### WHAT NEEDS TO BE DONE
Return the material exactly as supplied, apart from the pictures, which are omitted.
====== RECORD SET ======
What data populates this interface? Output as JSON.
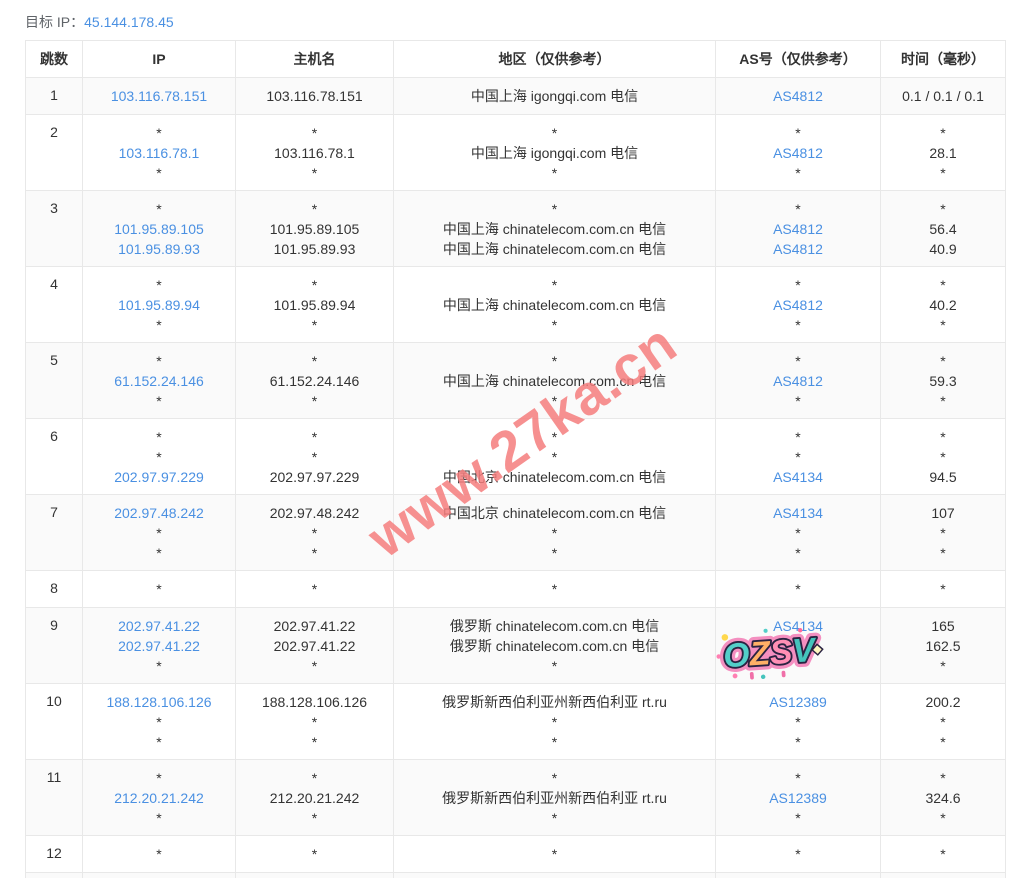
{
  "target": {
    "label": "目标 IP：",
    "ip": "45.144.178.45"
  },
  "table": {
    "headers": [
      "跳数",
      "IP",
      "主机名",
      "地区（仅供参考）",
      "AS号（仅供参考）",
      "时间（毫秒）"
    ],
    "rows": [
      {
        "hop": "1",
        "ip": [
          "103.116.78.151"
        ],
        "host": [
          "103.116.78.151"
        ],
        "region": [
          "中国上海 igongqi.com 电信"
        ],
        "asn": [
          "AS4812"
        ],
        "time": [
          "0.1 / 0.1 / 0.1"
        ]
      },
      {
        "hop": "2",
        "ip": [
          "*",
          "103.116.78.1",
          "*"
        ],
        "host": [
          "*",
          "103.116.78.1",
          "*"
        ],
        "region": [
          "*",
          "中国上海 igongqi.com 电信",
          "*"
        ],
        "asn": [
          "*",
          "AS4812",
          "*"
        ],
        "time": [
          "*",
          "28.1",
          "*"
        ]
      },
      {
        "hop": "3",
        "ip": [
          "*",
          "101.95.89.105",
          "101.95.89.93"
        ],
        "host": [
          "*",
          "101.95.89.105",
          "101.95.89.93"
        ],
        "region": [
          "*",
          "中国上海 chinatelecom.com.cn 电信",
          "中国上海 chinatelecom.com.cn 电信"
        ],
        "asn": [
          "*",
          "AS4812",
          "AS4812"
        ],
        "time": [
          "*",
          "56.4",
          "40.9"
        ]
      },
      {
        "hop": "4",
        "ip": [
          "*",
          "101.95.89.94",
          "*"
        ],
        "host": [
          "*",
          "101.95.89.94",
          "*"
        ],
        "region": [
          "*",
          "中国上海 chinatelecom.com.cn 电信",
          "*"
        ],
        "asn": [
          "*",
          "AS4812",
          "*"
        ],
        "time": [
          "*",
          "40.2",
          "*"
        ]
      },
      {
        "hop": "5",
        "ip": [
          "*",
          "61.152.24.146",
          "*"
        ],
        "host": [
          "*",
          "61.152.24.146",
          "*"
        ],
        "region": [
          "*",
          "中国上海 chinatelecom.com.cn 电信",
          "*"
        ],
        "asn": [
          "*",
          "AS4812",
          "*"
        ],
        "time": [
          "*",
          "59.3",
          "*"
        ]
      },
      {
        "hop": "6",
        "ip": [
          "*",
          "*",
          "202.97.97.229"
        ],
        "host": [
          "*",
          "*",
          "202.97.97.229"
        ],
        "region": [
          "*",
          "*",
          "中国北京 chinatelecom.com.cn 电信"
        ],
        "asn": [
          "*",
          "*",
          "AS4134"
        ],
        "time": [
          "*",
          "*",
          "94.5"
        ]
      },
      {
        "hop": "7",
        "ip": [
          "202.97.48.242",
          "*",
          "*"
        ],
        "host": [
          "202.97.48.242",
          "*",
          "*"
        ],
        "region": [
          "中国北京 chinatelecom.com.cn 电信",
          "*",
          "*"
        ],
        "asn": [
          "AS4134",
          "*",
          "*"
        ],
        "time": [
          "107",
          "*",
          "*"
        ]
      },
      {
        "hop": "8",
        "ip": [
          "*"
        ],
        "host": [
          "*"
        ],
        "region": [
          "*"
        ],
        "asn": [
          "*"
        ],
        "time": [
          "*"
        ]
      },
      {
        "hop": "9",
        "ip": [
          "202.97.41.22",
          "202.97.41.22",
          "*"
        ],
        "host": [
          "202.97.41.22",
          "202.97.41.22",
          "*"
        ],
        "region": [
          "俄罗斯 chinatelecom.com.cn 电信",
          "俄罗斯 chinatelecom.com.cn 电信",
          "*"
        ],
        "asn": [
          "AS4134",
          "",
          ""
        ],
        "time": [
          "165",
          "162.5",
          "*"
        ]
      },
      {
        "hop": "10",
        "ip": [
          "188.128.106.126",
          "*",
          "*"
        ],
        "host": [
          "188.128.106.126",
          "*",
          "*"
        ],
        "region": [
          "俄罗斯新西伯利亚州新西伯利亚 rt.ru",
          "*",
          "*"
        ],
        "asn": [
          "AS12389",
          "*",
          "*"
        ],
        "time": [
          "200.2",
          "*",
          "*"
        ]
      },
      {
        "hop": "11",
        "ip": [
          "*",
          "212.20.21.242",
          "*"
        ],
        "host": [
          "*",
          "212.20.21.242",
          "*"
        ],
        "region": [
          "*",
          "俄罗斯新西伯利亚州新西伯利亚 rt.ru",
          "*"
        ],
        "asn": [
          "*",
          "AS12389",
          "*"
        ],
        "time": [
          "*",
          "324.6",
          "*"
        ]
      },
      {
        "hop": "12",
        "ip": [
          "*"
        ],
        "host": [
          "*"
        ],
        "region": [
          "*"
        ],
        "asn": [
          "*"
        ],
        "time": [
          "*"
        ]
      }
    ]
  },
  "watermark": {
    "text": "www.27ka.cn",
    "color": "rgba(244,125,125,0.85)"
  },
  "sticker": {
    "letters": [
      "O",
      "Z",
      "S",
      "V"
    ]
  },
  "colors": {
    "link": "#4a90e2",
    "text": "#333333",
    "stripe": "#fafafa",
    "border": "#e8e8e8"
  }
}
======
### TASK SOLUTION
What data populates this interface? Output as JSON.
{
  "target": {
    "label": "目标 IP：",
    "ip": "45.144.178.45"
  },
  "table": {
    "headers": [
      "跳数",
      "IP",
      "主机名",
      "地区（仅供参考）",
      "AS号（仅供参考）",
      "时间（毫秒）"
    ],
    "rows": [
      {
        "hop": "1",
        "ip": [
          "103.116.78.151"
        ],
        "host": [
          "103.116.78.151"
        ],
        "region": [
          "中国上海 igongqi.com 电信"
        ],
        "asn": [
          "AS4812"
        ],
        "time": [
          "0.1 / 0.1 / 0.1"
        ]
      },
      {
        "hop": "2",
        "ip": [
          "*",
          "103.116.78.1",
          "*"
        ],
        "host": [
          "*",
          "103.116.78.1",
          "*"
        ],
        "region": [
          "*",
          "中国上海 igongqi.com 电信",
          "*"
        ],
        "asn": [
          "*",
          "AS4812",
          "*"
        ],
        "time": [
          "*",
          "28.1",
          "*"
        ]
      },
      {
        "hop": "3",
        "ip": [
          "*",
          "101.95.89.105",
          "101.95.89.93"
        ],
        "host": [
          "*",
          "101.95.89.105",
          "101.95.89.93"
        ],
        "region": [
          "*",
          "中国上海 chinatelecom.com.cn 电信",
          "中国上海 chinatelecom.com.cn 电信"
        ],
        "asn": [
          "*",
          "AS4812",
          "AS4812"
        ],
        "time": [
          "*",
          "56.4",
          "40.9"
        ]
      },
      {
        "hop": "4",
        "ip": [
          "*",
          "101.95.89.94",
          "*"
        ],
        "host": [
          "*",
          "101.95.89.94",
          "*"
        ],
        "region": [
          "*",
          "中国上海 chinatelecom.com.cn 电信",
          "*"
        ],
        "asn": [
          "*",
          "AS4812",
          "*"
        ],
        "time": [
          "*",
          "40.2",
          "*"
        ]
      },
      {
        "hop": "5",
        "ip": [
          "*",
          "61.152.24.146",
          "*"
        ],
        "host": [
          "*",
          "61.152.24.146",
          "*"
        ],
        "region": [
          "*",
          "中国上海 chinatelecom.com.cn 电信",
          "*"
        ],
        "asn": [
          "*",
          "AS4812",
          "*"
        ],
        "time": [
          "*",
          "59.3",
          "*"
        ]
      },
      {
        "hop": "6",
        "ip": [
          "*",
          "*",
          "202.97.97.229"
        ],
        "host": [
          "*",
          "*",
          "202.97.97.229"
        ],
        "region": [
          "*",
          "*",
          "中国北京 chinatelecom.com.cn 电信"
        ],
        "asn": [
          "*",
          "*",
          "AS4134"
        ],
        "time": [
          "*",
          "*",
          "94.5"
        ]
      },
      {
        "hop": "7",
        "ip": [
          "202.97.48.242",
          "*",
          "*"
        ],
        "host": [
          "202.97.48.242",
          "*",
          "*"
        ],
        "region": [
          "中国北京 chinatelecom.com.cn 电信",
          "*",
          "*"
        ],
        "asn": [
          "AS4134",
          "*",
          "*"
        ],
        "time": [
          "107",
          "*",
          "*"
        ]
      },
      {
        "hop": "8",
        "ip": [
          "*"
        ],
        "host": [
          "*"
        ],
        "region": [
          "*"
        ],
        "asn": [
          "*"
        ],
        "time": [
          "*"
        ]
      },
      {
        "hop": "9",
        "ip": [
          "202.97.41.22",
          "202.97.41.22",
          "*"
        ],
        "host": [
          "202.97.41.22",
          "202.97.41.22",
          "*"
        ],
        "region": [
          "俄罗斯 chinatelecom.com.cn 电信",
          "俄罗斯 chinatelecom.com.cn 电信",
          "*"
        ],
        "asn": [
          "AS4134",
          "",
          ""
        ],
        "time": [
          "165",
          "162.5",
          "*"
        ]
      },
      {
        "hop": "10",
        "ip": [
          "188.128.106.126",
          "*",
          "*"
        ],
        "host": [
          "188.128.106.126",
          "*",
          "*"
        ],
        "region": [
          "俄罗斯新西伯利亚州新西伯利亚 rt.ru",
          "*",
          "*"
        ],
        "asn": [
          "AS12389",
          "*",
          "*"
        ],
        "time": [
          "200.2",
          "*",
          "*"
        ]
      },
      {
        "hop": "11",
        "ip": [
          "*",
          "212.20.21.242",
          "*"
        ],
        "host": [
          "*",
          "212.20.21.242",
          "*"
        ],
        "region": [
          "*",
          "俄罗斯新西伯利亚州新西伯利亚 rt.ru",
          "*"
        ],
        "asn": [
          "*",
          "AS12389",
          "*"
        ],
        "time": [
          "*",
          "324.6",
          "*"
        ]
      },
      {
        "hop": "12",
        "ip": [
          "*"
        ],
        "host": [
          "*"
        ],
        "region": [
          "*"
        ],
        "asn": [
          "*"
        ],
        "time": [
          "*"
        ]
      }
    ]
  },
  "watermark": {
    "text": "www.27ka.cn",
    "color": "rgba(244,125,125,0.85)"
  },
  "sticker": {
    "letters": [
      "O",
      "Z",
      "S",
      "V"
    ]
  },
  "colors": {
    "link": "#4a90e2",
    "text": "#333333",
    "stripe": "#fafafa",
    "border": "#e8e8e8"
  }
}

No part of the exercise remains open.